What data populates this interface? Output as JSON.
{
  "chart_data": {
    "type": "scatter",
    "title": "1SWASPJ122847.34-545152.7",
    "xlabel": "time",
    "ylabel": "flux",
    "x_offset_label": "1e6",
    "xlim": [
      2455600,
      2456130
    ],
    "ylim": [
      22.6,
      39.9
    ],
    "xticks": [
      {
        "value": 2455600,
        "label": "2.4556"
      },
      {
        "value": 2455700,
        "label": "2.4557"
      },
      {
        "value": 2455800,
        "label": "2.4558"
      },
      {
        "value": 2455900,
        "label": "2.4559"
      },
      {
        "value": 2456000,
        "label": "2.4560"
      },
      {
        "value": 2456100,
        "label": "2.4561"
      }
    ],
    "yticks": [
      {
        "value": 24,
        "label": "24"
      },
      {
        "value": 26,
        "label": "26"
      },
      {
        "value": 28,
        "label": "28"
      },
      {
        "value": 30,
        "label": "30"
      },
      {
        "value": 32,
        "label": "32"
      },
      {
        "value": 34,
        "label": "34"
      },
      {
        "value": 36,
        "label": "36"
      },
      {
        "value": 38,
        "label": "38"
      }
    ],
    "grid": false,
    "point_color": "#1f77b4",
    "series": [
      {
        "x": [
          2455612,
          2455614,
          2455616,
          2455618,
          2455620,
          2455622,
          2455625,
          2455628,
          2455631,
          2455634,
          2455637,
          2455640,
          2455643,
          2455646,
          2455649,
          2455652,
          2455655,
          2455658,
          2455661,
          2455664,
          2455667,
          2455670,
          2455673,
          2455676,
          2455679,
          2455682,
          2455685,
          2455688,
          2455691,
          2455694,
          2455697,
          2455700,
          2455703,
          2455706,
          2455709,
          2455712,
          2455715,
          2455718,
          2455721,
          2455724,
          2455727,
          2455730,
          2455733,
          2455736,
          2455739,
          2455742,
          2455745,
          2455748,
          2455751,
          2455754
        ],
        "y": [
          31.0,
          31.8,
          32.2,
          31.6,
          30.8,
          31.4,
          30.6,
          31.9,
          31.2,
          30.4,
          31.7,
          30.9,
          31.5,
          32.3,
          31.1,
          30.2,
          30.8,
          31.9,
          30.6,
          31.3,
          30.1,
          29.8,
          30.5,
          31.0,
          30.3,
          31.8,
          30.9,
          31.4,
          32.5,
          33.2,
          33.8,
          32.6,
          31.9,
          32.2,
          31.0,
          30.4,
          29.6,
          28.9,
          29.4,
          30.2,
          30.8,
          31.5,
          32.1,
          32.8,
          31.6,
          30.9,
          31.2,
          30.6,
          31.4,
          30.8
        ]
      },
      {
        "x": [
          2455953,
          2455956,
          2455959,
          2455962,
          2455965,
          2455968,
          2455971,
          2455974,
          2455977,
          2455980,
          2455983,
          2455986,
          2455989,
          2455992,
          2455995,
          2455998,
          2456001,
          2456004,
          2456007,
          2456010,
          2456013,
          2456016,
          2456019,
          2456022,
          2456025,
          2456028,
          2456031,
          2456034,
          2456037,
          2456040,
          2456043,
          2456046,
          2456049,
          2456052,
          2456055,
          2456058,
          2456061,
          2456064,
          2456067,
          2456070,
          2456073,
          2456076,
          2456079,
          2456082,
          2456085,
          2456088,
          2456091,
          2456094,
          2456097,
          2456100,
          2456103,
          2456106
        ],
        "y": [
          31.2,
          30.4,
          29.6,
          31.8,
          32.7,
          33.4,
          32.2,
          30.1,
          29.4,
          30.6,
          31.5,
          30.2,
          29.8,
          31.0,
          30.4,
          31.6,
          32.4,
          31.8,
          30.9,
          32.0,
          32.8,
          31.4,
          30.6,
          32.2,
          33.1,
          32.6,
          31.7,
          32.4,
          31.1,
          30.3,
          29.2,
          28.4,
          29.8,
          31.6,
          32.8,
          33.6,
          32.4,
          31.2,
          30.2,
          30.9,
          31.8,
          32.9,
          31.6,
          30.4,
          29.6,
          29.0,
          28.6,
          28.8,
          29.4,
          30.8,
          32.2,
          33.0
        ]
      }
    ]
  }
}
# # # # #
▸ **EXERCISE BRIEF**
Restate each record exactly as written.

▸ **WRITTEN SOLUTION**
What data populates this interface? Output as JSON.
{
  "chart_data": {
    "type": "scatter",
    "title": "1SWASPJ122847.34-545152.7",
    "xlabel": "time",
    "ylabel": "flux",
    "x_offset_label": "1e6",
    "xlim": [
      2455600,
      2456130
    ],
    "ylim": [
      22.6,
      39.9
    ],
    "xticks": [
      {
        "value": 2455600,
        "label": "2.4556"
      },
      {
        "value": 2455700,
        "label": "2.4557"
      },
      {
        "value": 2455800,
        "label": "2.4558"
      },
      {
        "value": 2455900,
        "label": "2.4559"
      },
      {
        "value": 2456000,
        "label": "2.4560"
      },
      {
        "value": 2456100,
        "label": "2.4561"
      }
    ],
    "yticks": [
      {
        "value": 24,
        "label": "24"
      },
      {
        "value": 26,
        "label": "26"
      },
      {
        "value": 28,
        "label": "28"
      },
      {
        "value": 30,
        "label": "30"
      },
      {
        "value": 32,
        "label": "32"
      },
      {
        "value": 34,
        "label": "34"
      },
      {
        "value": 36,
        "label": "36"
      },
      {
        "value": 38,
        "label": "38"
      }
    ],
    "grid": false,
    "point_color": "#1f77b4",
    "series": [
      {
        "x": [
          2455612,
          2455614,
          2455616,
          2455618,
          2455620,
          2455622,
          2455625,
          2455628,
          2455631,
          2455634,
          2455637,
          2455640,
          2455643,
          2455646,
          2455649,
          2455652,
          2455655,
          2455658,
          2455661,
          2455664,
          2455667,
          2455670,
          2455673,
          2455676,
          2455679,
          2455682,
          2455685,
          2455688,
          2455691,
          2455694,
          2455697,
          2455700,
          2455703,
          2455706,
          2455709,
          2455712,
          2455715,
          2455718,
          2455721,
          2455724,
          2455727,
          2455730,
          2455733,
          2455736,
          2455739,
          2455742,
          2455745,
          2455748,
          2455751,
          2455754
        ],
        "y": [
          31.0,
          31.8,
          32.2,
          31.6,
          30.8,
          31.4,
          30.6,
          31.9,
          31.2,
          30.4,
          31.7,
          30.9,
          31.5,
          32.3,
          31.1,
          30.2,
          30.8,
          31.9,
          30.6,
          31.3,
          30.1,
          29.8,
          30.5,
          31.0,
          30.3,
          31.8,
          30.9,
          31.4,
          32.5,
          33.2,
          33.8,
          32.6,
          31.9,
          32.2,
          31.0,
          30.4,
          29.6,
          28.9,
          29.4,
          30.2,
          30.8,
          31.5,
          32.1,
          32.8,
          31.6,
          30.9,
          31.2,
          30.6,
          31.4,
          30.8
        ]
      },
      {
        "x": [
          2455953,
          2455956,
          2455959,
          2455962,
          2455965,
          2455968,
          2455971,
          2455974,
          2455977,
          2455980,
          2455983,
          2455986,
          2455989,
          2455992,
          2455995,
          2455998,
          2456001,
          2456004,
          2456007,
          2456010,
          2456013,
          2456016,
          2456019,
          2456022,
          2456025,
          2456028,
          2456031,
          2456034,
          2456037,
          2456040,
          2456043,
          2456046,
          2456049,
          2456052,
          2456055,
          2456058,
          2456061,
          2456064,
          2456067,
          2456070,
          2456073,
          2456076,
          2456079,
          2456082,
          2456085,
          2456088,
          2456091,
          2456094,
          2456097,
          2456100,
          2456103,
          2456106
        ],
        "y": [
          31.2,
          30.4,
          29.6,
          31.8,
          32.7,
          33.4,
          32.2,
          30.1,
          29.4,
          30.6,
          31.5,
          30.2,
          29.8,
          31.0,
          30.4,
          31.6,
          32.4,
          31.8,
          30.9,
          32.0,
          32.8,
          31.4,
          30.6,
          32.2,
          33.1,
          32.6,
          31.7,
          32.4,
          31.1,
          30.3,
          29.2,
          28.4,
          29.8,
          31.6,
          32.8,
          33.6,
          32.4,
          31.2,
          30.2,
          30.9,
          31.8,
          32.9,
          31.6,
          30.4,
          29.6,
          29.0,
          28.6,
          28.8,
          29.4,
          30.8,
          32.2,
          33.0
        ]
      }
    ]
  }
}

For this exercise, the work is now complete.